For the data below, work out how many lines contain the word "право" and supply only that number.

◆ RECORDS SHOWN
╔══

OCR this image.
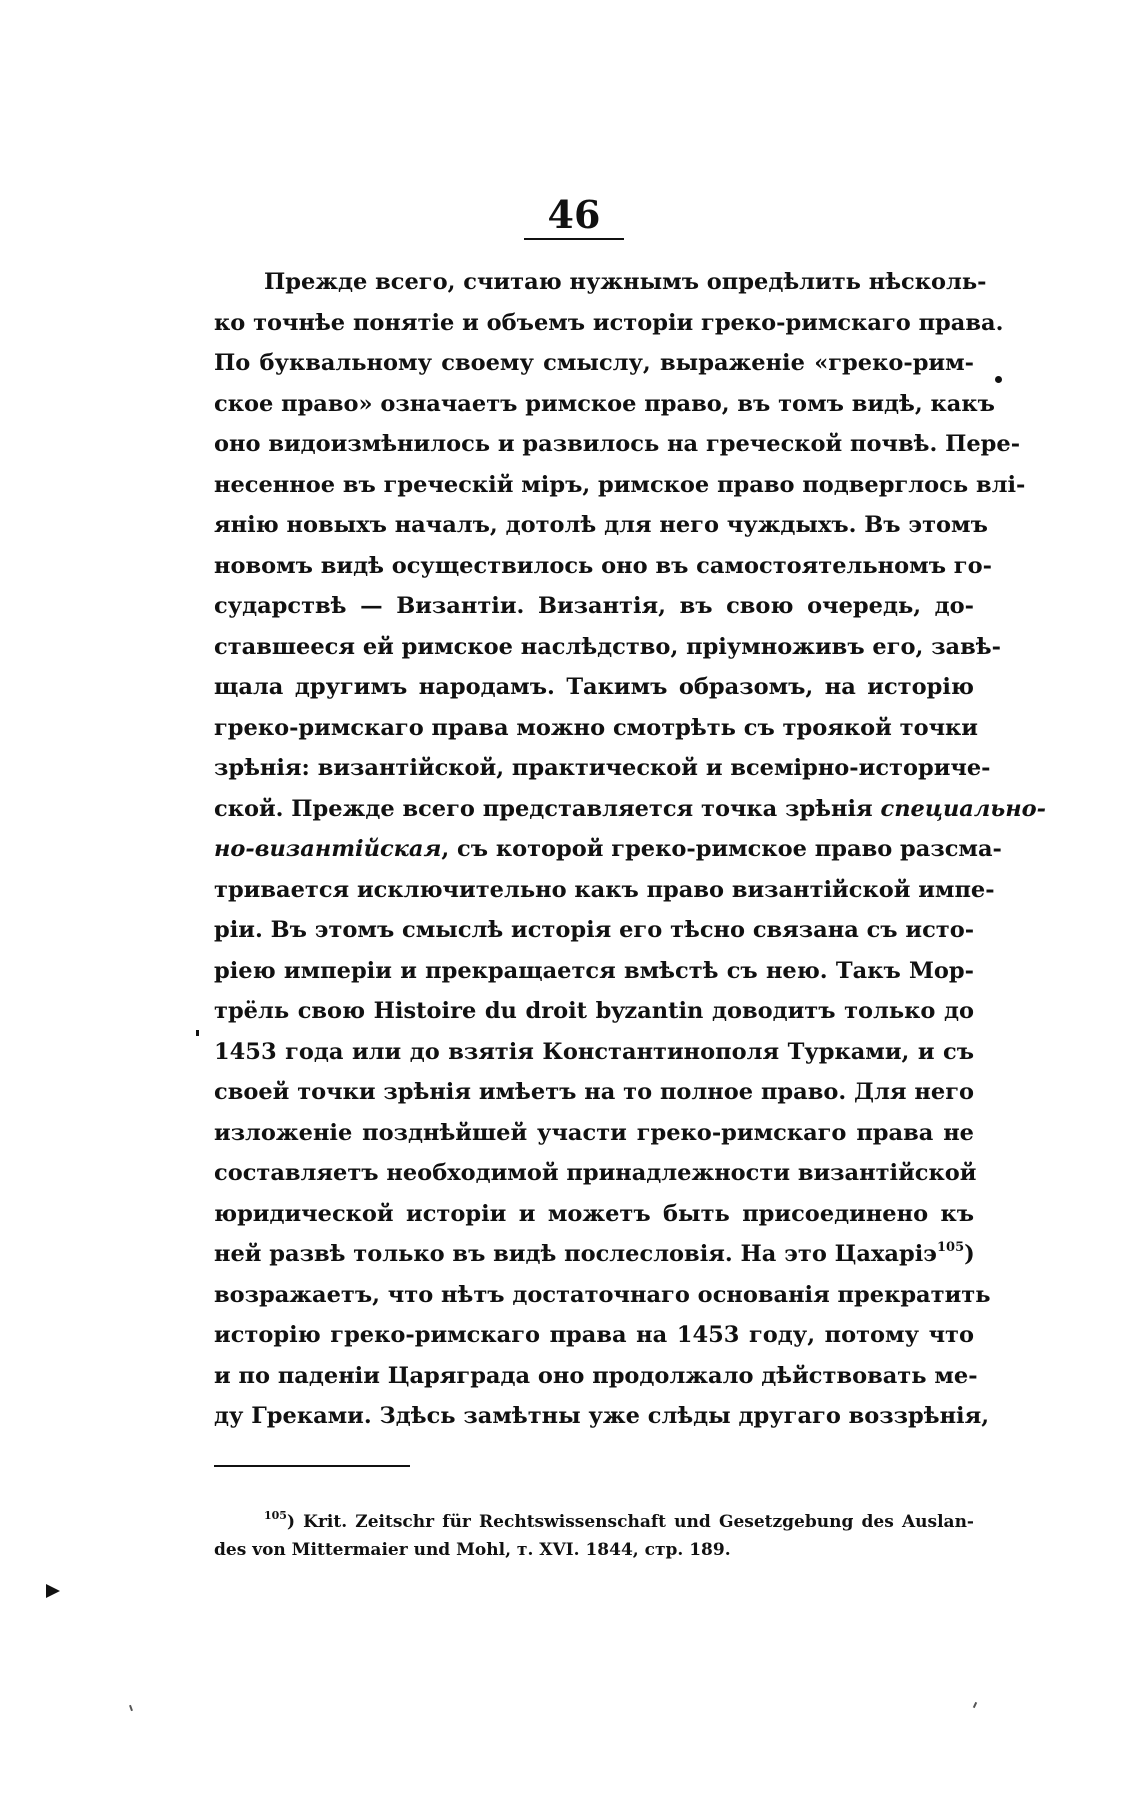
46
Прежде всего, считаю нужнымъ опредѣлить нѣсколь-
ко точнѣе понятіе и объемъ исторіи греко-римскаго права.
По буквальному своему смыслу, выраженіе «греко-рим-
ское право» означаетъ римское право, въ томъ видѣ, какъ
оно видоизмѣнилось и развилось на греческой почвѣ. Пере-
несенное въ греческій міръ, римское право подверглось влі-
янію новыхъ началъ, дотолѣ для него чуждыхъ. Въ этомъ
новомъ видѣ осуществилось оно въ самостоятельномъ го-
сударствѣ — Византіи. Византія, въ свою очередь, до-
ставшееся ей римское наслѣдство, пріумноживъ его, завѣ-
щала другимъ народамъ. Такимъ образомъ, на исторію
греко-римскаго права можно смотрѣть съ троякой точки
зрѣнія: византійской, практической и всемірно-историче-
ской. Прежде всего представляется точка зрѣнія специально-
но-византійская, съ которой греко-римское право разсма-
тривается исключительно какъ право византійской импе-
ріи. Въ этомъ смыслѣ исторія его тѣсно связана съ исто-
ріею имперіи и прекращается вмѣстѣ съ нею. Такъ Мор-
трёль свою Histoire du droit byzantin доводитъ только до
1453 года или до взятія Константинополя Турками, и съ
своей точки зрѣнія имѣетъ на то полное право. Для него
изложеніе позднѣйшей участи греко-римскаго права не
составляетъ необходимой принадлежности византійской
юридической исторіи и можетъ быть присоединено къ
ней развѣ только въ видѣ послесловія. На это Цахаріэ$^{105}$)
возражаетъ, что нѣтъ достаточнаго основанія прекратить
исторію греко-римскаго права на 1453 году, потому что
и по паденіи Царяграда оно продолжало дѣйствовать ме-
ду Греками. Здѣсь замѣтны уже слѣды другаго воззрѣнія,
$^{105}$) Krit. Zeitschr für Rechtswissenschaft und Gesetzgebung des Auslan-
des von Mittermaier und Mohl, т. XVI. 1844, стр. 189.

╚══

◆ SOLUTION FOR THIS TASK
5